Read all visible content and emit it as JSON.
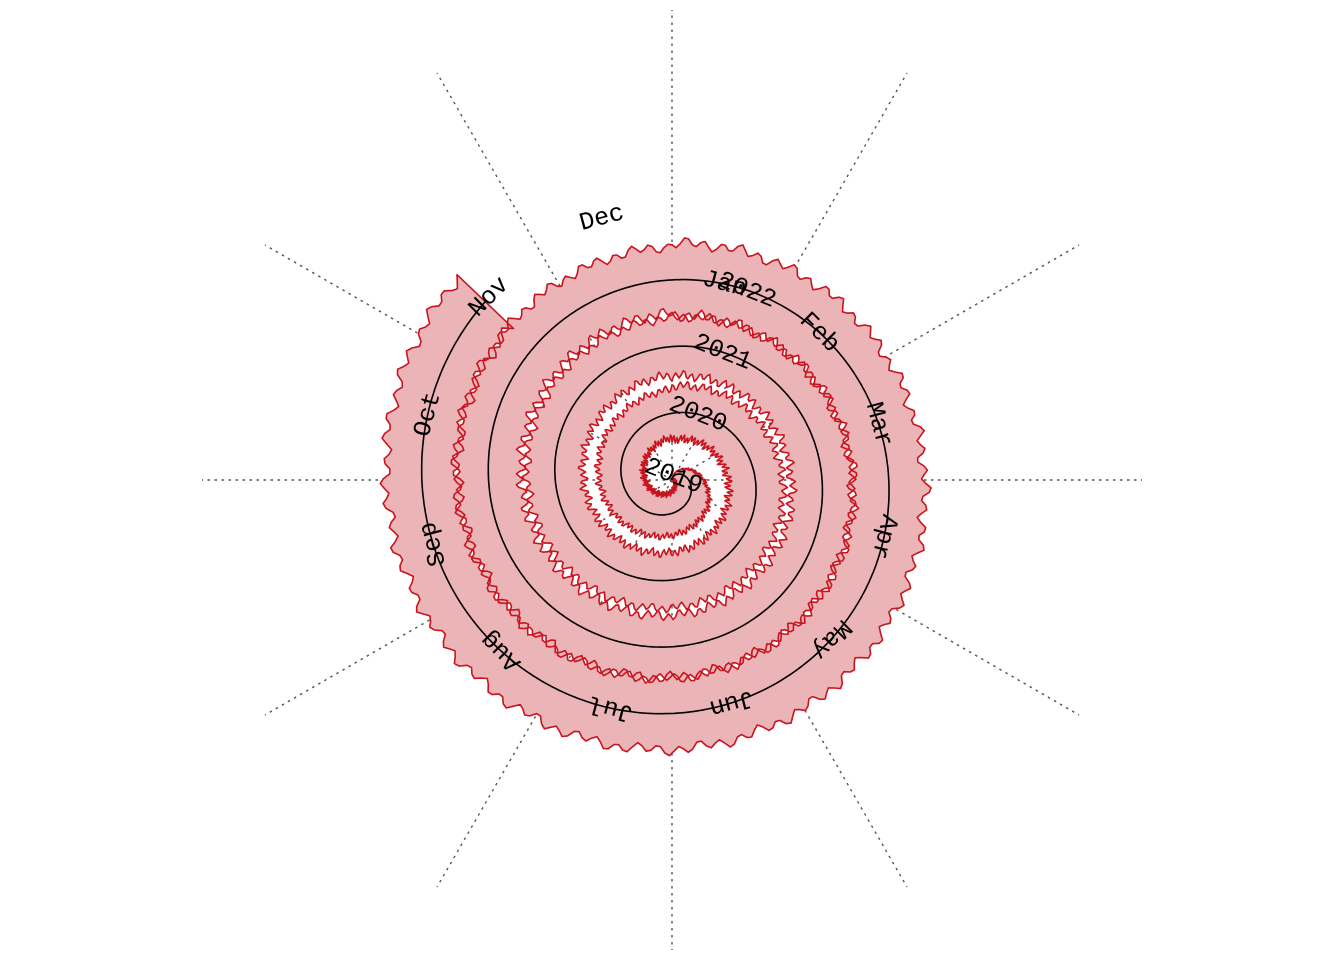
{
  "chart_data": {
    "type": "area",
    "layout": "spiral",
    "direction": "clockwise",
    "start_angle": "top (12 o'clock)",
    "title": "",
    "xlabel": "",
    "ylabel": "",
    "grid": true,
    "spokes": 12,
    "legend": "none",
    "colors": {
      "band_fill": "#ebb5b8",
      "band_edge": "#c8141e",
      "baseline": "#000000",
      "grid": "#555555"
    },
    "x_start": "2019-01-01",
    "x_end": "2022-11-15",
    "month_labels": [
      "Jan",
      "Feb",
      "Mar",
      "Apr",
      "May",
      "Jun",
      "Jul",
      "Aug",
      "Sep",
      "Oct",
      "Nov",
      "Dec"
    ],
    "year_labels": [
      "2019",
      "2020",
      "2021",
      "2022"
    ],
    "series": [
      {
        "values_by_year": [
          {
            "year": "2019",
            "band_width_relative": 0.55
          },
          {
            "year": "2020",
            "band_width_relative": 0.75
          },
          {
            "year": "2021",
            "band_width_relative": 0.82
          },
          {
            "year": "2022",
            "band_width_relative": 1.0
          }
        ]
      }
    ]
  }
}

-=-=-

**SET EXERCISE**
Reproduce the entries exactly. Do not carry over any picture.

**EXERCISE RESPONSE**
Read all visible content and emit it as JSON.
{
  "chart_data": {
    "type": "area",
    "layout": "spiral",
    "direction": "clockwise",
    "start_angle": "top (12 o'clock)",
    "title": "",
    "xlabel": "",
    "ylabel": "",
    "grid": true,
    "spokes": 12,
    "legend": "none",
    "colors": {
      "band_fill": "#ebb5b8",
      "band_edge": "#c8141e",
      "baseline": "#000000",
      "grid": "#555555"
    },
    "x_start": "2019-01-01",
    "x_end": "2022-11-15",
    "month_labels": [
      "Jan",
      "Feb",
      "Mar",
      "Apr",
      "May",
      "Jun",
      "Jul",
      "Aug",
      "Sep",
      "Oct",
      "Nov",
      "Dec"
    ],
    "year_labels": [
      "2019",
      "2020",
      "2021",
      "2022"
    ],
    "series": [
      {
        "values_by_year": [
          {
            "year": "2019",
            "band_width_relative": 0.55
          },
          {
            "year": "2020",
            "band_width_relative": 0.75
          },
          {
            "year": "2021",
            "band_width_relative": 0.82
          },
          {
            "year": "2022",
            "band_width_relative": 1.0
          }
        ]
      }
    ]
  }
}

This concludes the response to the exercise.